§ Provided records
################
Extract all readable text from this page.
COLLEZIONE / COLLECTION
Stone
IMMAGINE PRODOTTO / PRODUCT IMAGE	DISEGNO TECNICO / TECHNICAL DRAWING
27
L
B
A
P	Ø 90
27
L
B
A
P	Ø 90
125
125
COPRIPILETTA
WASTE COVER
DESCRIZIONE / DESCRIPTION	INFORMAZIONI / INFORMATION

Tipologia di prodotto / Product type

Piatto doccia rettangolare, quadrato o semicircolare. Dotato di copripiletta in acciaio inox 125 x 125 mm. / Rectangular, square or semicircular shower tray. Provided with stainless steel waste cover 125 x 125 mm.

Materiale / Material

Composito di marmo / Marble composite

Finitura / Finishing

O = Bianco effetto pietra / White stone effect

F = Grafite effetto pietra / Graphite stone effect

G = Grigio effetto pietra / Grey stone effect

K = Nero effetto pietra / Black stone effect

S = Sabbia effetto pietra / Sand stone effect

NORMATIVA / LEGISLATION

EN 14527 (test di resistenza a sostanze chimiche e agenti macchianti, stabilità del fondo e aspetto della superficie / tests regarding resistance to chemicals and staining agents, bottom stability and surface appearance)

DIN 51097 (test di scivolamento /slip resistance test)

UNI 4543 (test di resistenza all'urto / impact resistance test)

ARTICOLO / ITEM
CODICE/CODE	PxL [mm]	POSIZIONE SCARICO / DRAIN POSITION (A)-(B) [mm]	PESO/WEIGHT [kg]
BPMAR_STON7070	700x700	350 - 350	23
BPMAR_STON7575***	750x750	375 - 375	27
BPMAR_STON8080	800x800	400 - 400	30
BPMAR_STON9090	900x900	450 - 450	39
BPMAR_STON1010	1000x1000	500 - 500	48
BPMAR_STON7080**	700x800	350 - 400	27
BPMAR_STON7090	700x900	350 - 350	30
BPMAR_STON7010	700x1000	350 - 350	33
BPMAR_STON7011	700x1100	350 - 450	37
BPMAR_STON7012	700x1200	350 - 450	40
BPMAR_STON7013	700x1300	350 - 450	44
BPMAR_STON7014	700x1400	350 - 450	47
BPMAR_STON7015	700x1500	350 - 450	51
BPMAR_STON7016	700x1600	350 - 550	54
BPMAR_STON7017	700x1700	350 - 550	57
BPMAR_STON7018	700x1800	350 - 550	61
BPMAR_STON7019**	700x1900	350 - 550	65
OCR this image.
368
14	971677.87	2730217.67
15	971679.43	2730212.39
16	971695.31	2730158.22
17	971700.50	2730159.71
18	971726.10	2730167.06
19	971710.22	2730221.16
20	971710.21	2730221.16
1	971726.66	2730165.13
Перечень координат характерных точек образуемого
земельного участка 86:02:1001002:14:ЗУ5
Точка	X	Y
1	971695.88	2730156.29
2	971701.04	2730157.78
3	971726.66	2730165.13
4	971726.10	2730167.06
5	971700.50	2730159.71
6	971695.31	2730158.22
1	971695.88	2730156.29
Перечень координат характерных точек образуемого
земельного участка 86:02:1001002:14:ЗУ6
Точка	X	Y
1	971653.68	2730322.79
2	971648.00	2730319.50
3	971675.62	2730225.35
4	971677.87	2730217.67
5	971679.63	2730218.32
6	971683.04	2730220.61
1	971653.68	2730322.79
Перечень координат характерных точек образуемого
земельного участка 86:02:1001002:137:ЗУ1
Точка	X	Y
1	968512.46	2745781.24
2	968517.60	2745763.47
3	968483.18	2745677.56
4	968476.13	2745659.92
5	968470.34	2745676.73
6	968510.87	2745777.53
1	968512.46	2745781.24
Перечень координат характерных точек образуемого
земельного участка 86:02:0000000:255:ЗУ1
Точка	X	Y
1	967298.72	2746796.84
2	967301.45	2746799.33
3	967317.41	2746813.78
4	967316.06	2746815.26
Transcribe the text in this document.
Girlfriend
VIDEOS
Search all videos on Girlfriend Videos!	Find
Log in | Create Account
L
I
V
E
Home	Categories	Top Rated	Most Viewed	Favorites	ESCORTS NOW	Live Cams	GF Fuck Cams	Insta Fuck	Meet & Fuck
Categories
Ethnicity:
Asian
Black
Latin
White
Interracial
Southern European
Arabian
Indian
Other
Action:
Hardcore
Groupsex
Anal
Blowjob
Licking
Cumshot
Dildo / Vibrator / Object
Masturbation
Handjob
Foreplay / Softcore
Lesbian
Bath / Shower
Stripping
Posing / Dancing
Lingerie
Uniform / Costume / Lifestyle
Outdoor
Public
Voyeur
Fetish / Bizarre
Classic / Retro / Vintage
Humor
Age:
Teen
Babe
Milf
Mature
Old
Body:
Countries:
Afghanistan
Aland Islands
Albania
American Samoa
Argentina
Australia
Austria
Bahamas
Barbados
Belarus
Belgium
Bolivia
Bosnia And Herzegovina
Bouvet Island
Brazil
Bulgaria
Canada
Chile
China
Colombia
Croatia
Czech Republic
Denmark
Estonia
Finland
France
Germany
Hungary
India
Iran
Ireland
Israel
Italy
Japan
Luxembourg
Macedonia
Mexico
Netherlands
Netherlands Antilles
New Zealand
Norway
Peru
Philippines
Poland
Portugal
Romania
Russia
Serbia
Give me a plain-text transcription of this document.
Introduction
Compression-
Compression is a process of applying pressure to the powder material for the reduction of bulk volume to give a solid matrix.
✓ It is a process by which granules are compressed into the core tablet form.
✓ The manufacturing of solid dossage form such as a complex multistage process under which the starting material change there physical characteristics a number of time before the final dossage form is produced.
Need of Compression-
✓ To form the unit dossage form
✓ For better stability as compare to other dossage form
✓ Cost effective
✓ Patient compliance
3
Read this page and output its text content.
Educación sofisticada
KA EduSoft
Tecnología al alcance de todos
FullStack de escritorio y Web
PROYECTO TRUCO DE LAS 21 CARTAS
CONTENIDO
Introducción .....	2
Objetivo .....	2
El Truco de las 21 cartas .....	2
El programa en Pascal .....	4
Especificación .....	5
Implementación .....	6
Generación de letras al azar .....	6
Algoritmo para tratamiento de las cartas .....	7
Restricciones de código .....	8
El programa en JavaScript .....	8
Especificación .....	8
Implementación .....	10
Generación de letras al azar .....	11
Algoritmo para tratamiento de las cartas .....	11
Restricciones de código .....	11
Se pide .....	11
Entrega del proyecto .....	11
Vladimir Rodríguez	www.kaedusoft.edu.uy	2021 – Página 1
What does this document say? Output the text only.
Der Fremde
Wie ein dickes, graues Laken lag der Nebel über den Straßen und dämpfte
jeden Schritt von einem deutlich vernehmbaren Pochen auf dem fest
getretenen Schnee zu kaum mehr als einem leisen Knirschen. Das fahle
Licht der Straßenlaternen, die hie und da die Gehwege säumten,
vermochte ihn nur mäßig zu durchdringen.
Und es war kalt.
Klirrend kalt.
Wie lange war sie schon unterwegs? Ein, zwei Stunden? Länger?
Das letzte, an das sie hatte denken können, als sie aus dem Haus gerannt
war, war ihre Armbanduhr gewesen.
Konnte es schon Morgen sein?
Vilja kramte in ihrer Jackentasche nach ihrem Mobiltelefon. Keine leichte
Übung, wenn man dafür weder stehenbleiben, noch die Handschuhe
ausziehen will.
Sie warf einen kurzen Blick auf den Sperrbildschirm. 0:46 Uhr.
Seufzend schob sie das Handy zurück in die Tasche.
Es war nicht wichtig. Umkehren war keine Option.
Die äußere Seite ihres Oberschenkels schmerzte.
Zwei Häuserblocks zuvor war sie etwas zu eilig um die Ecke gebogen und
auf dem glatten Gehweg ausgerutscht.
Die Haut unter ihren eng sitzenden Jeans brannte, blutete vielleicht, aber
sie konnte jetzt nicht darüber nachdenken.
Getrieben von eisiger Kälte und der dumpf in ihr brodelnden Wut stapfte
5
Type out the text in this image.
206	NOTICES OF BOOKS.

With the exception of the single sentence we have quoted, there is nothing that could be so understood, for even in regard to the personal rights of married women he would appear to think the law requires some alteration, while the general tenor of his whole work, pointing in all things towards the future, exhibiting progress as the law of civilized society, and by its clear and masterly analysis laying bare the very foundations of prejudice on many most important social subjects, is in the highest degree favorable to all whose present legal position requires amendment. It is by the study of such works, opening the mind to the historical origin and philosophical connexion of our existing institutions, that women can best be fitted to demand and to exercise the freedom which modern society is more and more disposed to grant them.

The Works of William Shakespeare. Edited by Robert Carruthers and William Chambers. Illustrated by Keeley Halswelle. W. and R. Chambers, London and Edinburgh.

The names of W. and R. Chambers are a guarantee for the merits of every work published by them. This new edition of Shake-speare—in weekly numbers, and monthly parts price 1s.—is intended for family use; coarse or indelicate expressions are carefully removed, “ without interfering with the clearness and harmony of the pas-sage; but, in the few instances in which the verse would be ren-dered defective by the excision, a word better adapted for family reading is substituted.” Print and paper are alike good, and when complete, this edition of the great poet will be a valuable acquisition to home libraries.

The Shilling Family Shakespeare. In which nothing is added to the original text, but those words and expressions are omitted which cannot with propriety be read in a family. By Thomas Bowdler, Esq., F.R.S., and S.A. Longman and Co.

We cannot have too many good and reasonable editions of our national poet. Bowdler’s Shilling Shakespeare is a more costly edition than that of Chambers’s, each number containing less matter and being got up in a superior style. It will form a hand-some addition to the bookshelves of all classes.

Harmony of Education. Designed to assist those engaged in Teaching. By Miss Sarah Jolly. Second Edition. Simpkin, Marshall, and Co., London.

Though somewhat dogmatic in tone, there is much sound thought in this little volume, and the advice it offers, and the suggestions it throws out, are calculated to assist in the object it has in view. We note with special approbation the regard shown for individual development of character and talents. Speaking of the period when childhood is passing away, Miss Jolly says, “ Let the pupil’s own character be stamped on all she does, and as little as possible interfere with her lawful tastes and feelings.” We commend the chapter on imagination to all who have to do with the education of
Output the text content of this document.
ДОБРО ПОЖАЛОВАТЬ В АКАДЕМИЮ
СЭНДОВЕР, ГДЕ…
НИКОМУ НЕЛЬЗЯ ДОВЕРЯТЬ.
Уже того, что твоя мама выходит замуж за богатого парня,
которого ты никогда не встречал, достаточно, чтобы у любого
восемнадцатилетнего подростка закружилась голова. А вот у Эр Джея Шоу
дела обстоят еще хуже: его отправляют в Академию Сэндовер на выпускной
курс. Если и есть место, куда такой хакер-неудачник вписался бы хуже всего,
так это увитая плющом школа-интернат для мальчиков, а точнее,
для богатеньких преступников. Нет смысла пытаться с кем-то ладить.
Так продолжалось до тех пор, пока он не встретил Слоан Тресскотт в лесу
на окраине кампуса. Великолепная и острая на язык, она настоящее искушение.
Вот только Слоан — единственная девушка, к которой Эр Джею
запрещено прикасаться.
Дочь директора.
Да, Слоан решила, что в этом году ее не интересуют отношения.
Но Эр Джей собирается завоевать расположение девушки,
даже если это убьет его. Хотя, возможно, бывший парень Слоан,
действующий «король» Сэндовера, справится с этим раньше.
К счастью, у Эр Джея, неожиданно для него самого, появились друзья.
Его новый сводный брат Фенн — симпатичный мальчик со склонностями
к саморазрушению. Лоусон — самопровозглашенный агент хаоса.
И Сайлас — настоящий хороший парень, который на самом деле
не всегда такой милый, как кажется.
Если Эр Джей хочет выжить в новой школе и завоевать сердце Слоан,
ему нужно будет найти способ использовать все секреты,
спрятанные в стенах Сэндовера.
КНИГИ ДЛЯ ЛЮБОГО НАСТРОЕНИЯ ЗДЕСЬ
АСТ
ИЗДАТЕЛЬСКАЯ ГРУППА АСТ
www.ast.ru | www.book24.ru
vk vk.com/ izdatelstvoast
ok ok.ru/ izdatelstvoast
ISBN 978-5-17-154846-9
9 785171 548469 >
################
§ What the task asks
Find the string "Джей" in the entries above and return each line that holds it.

§ Solution to this exercise
Но Эр Джей собирается завоевать расположение девушки,
Если Эр Джей хочет выжить в новой школе и завоевать сердце Слоан,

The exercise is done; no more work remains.